→ ELENCO ATTIVITÀ
1. Rispondi alle domande sul brano che parla del malato terminale.
(a) Nella definizione citata da Di Mola (1994), che cosa si intende per paziente terminale?
(b) Quali sono i tre elementi che caratterizzano la fase terminale di una malattia?
(c) Dopo la malattia, a che cosa si restringe lo spazio del malato?
2. Prosegui il brano sul malato terminale a partire dalla sua ultima frase.

====== ESTRATTO DEL DOCUMENTO

1.3.1 Il malato terminale

“Per quanto lunga sia la veste della tua vita, non supererà mai la statura della tua speranza.” (Anonimo cinese)

“Per fase o malattia terminale si intende una condizione patologica che induce a pensare ad un‟aspettativa di morte (a breve scadenza) come diretta conseguenza della malattia. Per paziente terminale si intende una persona che a breve scadenza con molta probabilità morirà” (Di Mola, 1994).

La malattia rappresenta una condizione di profonda crisi sia a livello biologico, perché comporta sofferenza e disagi, sia a livello esistenziale, in quanto interrompe e disorganizza l‟abituale ritmo di vita, altera il rapporto con il proprio corpo e con gli altri, fa perdere ruoli professionali e familiari, disorienta l‟identità.

La malattia grave ha l‟effetto di un‟esposizione devastante nella vita di una persona; nel momento in cui si manifesta, il malato perde il suo ruolo nei confronti degli altri; non è più il professionista o il marito, ed il suo tempo è scandito dal succedersi delle visite e dei cicli di terapia; anche lo spazio si ridimensiona: prima il suo agire non aveva confine, dopo la malattia si restringe alla propria casa, sino a limitarsi ai confini del proprio letto.

Tra la sofferenza, il dolore e le limitazioni si instaura l‟angoscia di un inquietante presagio di morte.

La fase terminale di una malattia costituisce un periodo particolare nel quale la stessa si evolve e si caratterizza essenzialmente per tre elementi: l‟inguaribilità, la gravità, la prospettiva di morte più o meno imminente.

Questi elementi che rendono la morte ineluttabile fanno sì che il progressivo deperimento organico porti a diverse complicanze, di carattere sia organico sia psicologico.

Ogni progresso della medicina sembra avvicinare il medico all‟obiettivo di curare tutte le malattie: se, però, alcune patologie mortali sono oggi state vinte, altre, nonostante i tentativi, sfuggono ancora ad ogni sforzo di cura.

============
====== CONTENUTO DEI DATI

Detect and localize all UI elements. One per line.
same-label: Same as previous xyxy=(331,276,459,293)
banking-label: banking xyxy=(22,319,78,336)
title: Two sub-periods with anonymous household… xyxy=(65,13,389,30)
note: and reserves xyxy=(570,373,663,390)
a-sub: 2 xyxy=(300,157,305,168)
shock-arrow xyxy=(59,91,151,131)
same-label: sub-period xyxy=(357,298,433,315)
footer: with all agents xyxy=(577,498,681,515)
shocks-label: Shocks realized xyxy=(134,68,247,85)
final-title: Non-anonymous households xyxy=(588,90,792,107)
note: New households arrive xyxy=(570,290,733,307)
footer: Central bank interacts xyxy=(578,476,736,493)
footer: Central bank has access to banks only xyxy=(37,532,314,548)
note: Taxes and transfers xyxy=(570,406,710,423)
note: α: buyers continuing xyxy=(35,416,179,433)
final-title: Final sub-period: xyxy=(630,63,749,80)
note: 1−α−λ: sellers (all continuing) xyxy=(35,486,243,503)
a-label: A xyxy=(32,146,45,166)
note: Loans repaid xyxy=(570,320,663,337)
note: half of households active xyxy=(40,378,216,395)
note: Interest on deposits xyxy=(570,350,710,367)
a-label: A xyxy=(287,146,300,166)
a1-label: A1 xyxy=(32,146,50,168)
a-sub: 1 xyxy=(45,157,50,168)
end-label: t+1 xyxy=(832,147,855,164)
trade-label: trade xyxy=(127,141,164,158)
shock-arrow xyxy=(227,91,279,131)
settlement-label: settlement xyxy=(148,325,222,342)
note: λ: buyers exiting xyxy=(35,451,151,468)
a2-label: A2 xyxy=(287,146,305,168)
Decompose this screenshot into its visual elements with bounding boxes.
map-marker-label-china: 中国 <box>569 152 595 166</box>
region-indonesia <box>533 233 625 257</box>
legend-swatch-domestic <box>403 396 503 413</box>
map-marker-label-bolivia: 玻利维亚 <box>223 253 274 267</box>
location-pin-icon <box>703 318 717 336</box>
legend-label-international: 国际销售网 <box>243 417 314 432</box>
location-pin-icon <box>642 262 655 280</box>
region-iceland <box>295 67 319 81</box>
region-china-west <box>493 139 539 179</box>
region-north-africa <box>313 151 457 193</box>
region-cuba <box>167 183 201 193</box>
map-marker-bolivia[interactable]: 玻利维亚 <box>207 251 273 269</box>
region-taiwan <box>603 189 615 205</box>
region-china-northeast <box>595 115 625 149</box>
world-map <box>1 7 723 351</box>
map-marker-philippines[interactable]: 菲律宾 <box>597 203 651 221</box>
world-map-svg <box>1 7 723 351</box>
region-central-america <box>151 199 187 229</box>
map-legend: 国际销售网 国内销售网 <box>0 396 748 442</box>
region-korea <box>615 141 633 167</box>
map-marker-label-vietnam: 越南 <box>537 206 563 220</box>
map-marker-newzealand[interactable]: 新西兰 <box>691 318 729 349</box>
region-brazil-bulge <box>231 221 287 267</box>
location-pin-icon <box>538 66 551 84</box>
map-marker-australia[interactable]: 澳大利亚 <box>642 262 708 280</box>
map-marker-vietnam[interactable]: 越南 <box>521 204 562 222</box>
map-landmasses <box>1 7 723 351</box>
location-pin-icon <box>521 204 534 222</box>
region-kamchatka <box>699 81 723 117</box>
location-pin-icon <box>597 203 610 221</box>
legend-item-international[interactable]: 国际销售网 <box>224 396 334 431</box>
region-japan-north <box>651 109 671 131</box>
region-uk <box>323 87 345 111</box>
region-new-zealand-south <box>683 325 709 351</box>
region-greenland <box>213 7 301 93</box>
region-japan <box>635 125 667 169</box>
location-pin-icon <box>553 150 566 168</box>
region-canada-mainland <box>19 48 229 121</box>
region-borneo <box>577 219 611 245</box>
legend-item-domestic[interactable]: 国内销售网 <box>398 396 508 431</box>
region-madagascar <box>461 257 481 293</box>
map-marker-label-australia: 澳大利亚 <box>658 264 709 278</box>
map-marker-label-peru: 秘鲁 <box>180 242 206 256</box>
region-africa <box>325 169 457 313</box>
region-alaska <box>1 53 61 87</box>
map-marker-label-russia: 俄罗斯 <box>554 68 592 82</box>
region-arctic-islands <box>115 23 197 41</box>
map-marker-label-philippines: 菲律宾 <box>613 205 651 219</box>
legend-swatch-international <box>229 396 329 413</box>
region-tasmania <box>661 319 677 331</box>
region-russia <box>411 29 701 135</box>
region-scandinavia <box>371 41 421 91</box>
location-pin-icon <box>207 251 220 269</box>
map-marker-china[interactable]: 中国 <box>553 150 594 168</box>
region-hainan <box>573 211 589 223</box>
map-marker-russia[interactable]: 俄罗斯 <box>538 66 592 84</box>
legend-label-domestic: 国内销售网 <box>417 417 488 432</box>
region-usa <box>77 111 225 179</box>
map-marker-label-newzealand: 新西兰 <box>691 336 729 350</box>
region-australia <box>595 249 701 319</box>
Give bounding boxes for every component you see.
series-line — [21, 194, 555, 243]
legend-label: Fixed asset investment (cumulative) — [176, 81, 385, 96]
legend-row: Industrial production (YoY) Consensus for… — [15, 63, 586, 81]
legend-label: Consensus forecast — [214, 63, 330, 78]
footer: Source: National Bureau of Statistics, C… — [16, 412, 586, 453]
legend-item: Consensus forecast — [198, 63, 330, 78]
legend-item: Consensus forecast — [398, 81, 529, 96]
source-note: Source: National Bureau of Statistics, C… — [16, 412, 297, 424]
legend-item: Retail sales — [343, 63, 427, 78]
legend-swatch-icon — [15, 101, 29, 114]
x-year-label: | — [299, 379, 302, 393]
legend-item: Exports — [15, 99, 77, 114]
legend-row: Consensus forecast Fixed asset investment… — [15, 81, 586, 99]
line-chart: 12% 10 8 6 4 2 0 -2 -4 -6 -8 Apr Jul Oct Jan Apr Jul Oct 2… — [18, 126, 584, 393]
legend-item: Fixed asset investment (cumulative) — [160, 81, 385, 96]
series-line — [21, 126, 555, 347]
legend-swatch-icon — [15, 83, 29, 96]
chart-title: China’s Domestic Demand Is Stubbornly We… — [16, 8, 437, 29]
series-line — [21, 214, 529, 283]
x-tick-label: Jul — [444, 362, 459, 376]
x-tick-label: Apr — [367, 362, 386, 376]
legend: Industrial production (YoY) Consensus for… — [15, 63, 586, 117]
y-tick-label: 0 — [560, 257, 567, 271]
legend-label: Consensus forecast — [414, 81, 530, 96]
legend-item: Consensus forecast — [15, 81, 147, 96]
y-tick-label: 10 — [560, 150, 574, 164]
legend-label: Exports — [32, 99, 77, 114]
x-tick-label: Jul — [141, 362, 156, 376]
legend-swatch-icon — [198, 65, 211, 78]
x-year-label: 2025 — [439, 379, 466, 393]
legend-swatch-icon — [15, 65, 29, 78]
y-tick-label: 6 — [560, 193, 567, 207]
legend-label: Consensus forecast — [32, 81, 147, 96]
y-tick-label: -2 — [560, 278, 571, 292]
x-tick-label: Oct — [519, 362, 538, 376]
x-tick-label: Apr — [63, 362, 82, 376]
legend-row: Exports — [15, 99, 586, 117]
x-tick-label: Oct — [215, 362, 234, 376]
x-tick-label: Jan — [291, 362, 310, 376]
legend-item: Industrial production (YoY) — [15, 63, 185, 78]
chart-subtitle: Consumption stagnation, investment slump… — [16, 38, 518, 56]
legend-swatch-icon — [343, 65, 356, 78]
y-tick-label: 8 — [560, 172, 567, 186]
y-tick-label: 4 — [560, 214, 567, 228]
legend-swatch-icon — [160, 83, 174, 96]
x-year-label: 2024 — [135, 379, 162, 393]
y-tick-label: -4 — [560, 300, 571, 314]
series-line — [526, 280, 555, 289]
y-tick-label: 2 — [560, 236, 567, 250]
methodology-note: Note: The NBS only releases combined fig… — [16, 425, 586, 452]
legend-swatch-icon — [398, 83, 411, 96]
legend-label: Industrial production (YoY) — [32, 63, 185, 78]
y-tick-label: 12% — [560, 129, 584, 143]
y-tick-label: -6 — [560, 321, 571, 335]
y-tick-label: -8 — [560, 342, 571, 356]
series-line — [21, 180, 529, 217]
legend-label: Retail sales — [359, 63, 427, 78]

============

→ RISPOSTE PER ATTIVITÀ
1.
(a) Una persona che a breve scadenza con molta probabilità morirà.
(b) L'inguaribilità, la gravità e la prospettiva di morte più o meno imminente.
(c) Alla propria casa, fino a limitarsi ai confini del proprio letto.

2.
Ecco, quindi, la necessità di cure palliative, intese come trattamento del malato terminale attraverso il controllo dei sintomi.

Per quanto riguarda il malato terminale, sono state approvate diverse definizioni, non contraddittorie tra loro, ma differenti per quanto attiene all‟osservazione del problema.

Secondo la Società Europea di Cure Palliative (EACP) si può definire terminale quel paziente per il quale non è possibile o non è vantaggioso continuare i trattamenti specifici (mirati alla causa della malattia).

Nell‟analisi fatta dalla Società Italiana di Cure Palliative (SICP), sono terminali

“i pazienti affetti da una malattia evolutiva irreversibile, di cui la morte è diretta conseguenza, nel loro ultimo periodo di vita, quando le cure specifiche non trovano più indicazione.”

Toscani dà una definizione più di ordine biologico-clinico, affermando che si può parlare di malato terminale “quando il finalismo intrinseco dei suoi organi e delle sue funzioni inizia a cessare, quando cioè, di fatto, comincia a venir meno quel meccanismo di autoregolazione che consente ad un organismo di vivere, sia pure a diversi livelli di salute. Il processo così iniziato ha come esito la morte”

(Toscani, 1993).

Per capire il malato terminale bisogna prendere in considerazione alcuni aspetti fondamentali della sua condizione; innanzitutto è necessario tenere presente che si tratta di una persona a cui rimane un periodo limitato di sopravvivenza: il fattore tempo, il “conto alla rovescia”, diviene, dunque, un fattore specifico e determinante.

Inoltre la persona devastata da una malattia terminale sta perdendo la sua autonomia, è sempre più isolata dal mondo e sempre più dipendente dalla cerchia ristretta di chi lo assiste; si trova a combattere con la coscienza della propria malattia e con la consapevolezza della sua morte imminente: c‟è una lotta in lei fra coscienza dei fatti e difesa delle speranze, tra disperazione e illusione.

Si tratta, infine, di una persona che, nonostante tutto, conserva la sua dignità di uomo, la sua volontà e la sua capacità di pensare e valutare.

Dal punto di vista del malato, il cancro assume le proporzioni di una catastrofe a causa dei grandi mutamenti che apporta alla sua vita: “il morire” inizia, spesso, appena viene fatta la diagnosi, ma il suo pieno significato non si rivela finché il

progredire della malattia non obbliga il paziente a dipendere fisicamente e socialmente da qualcun altro.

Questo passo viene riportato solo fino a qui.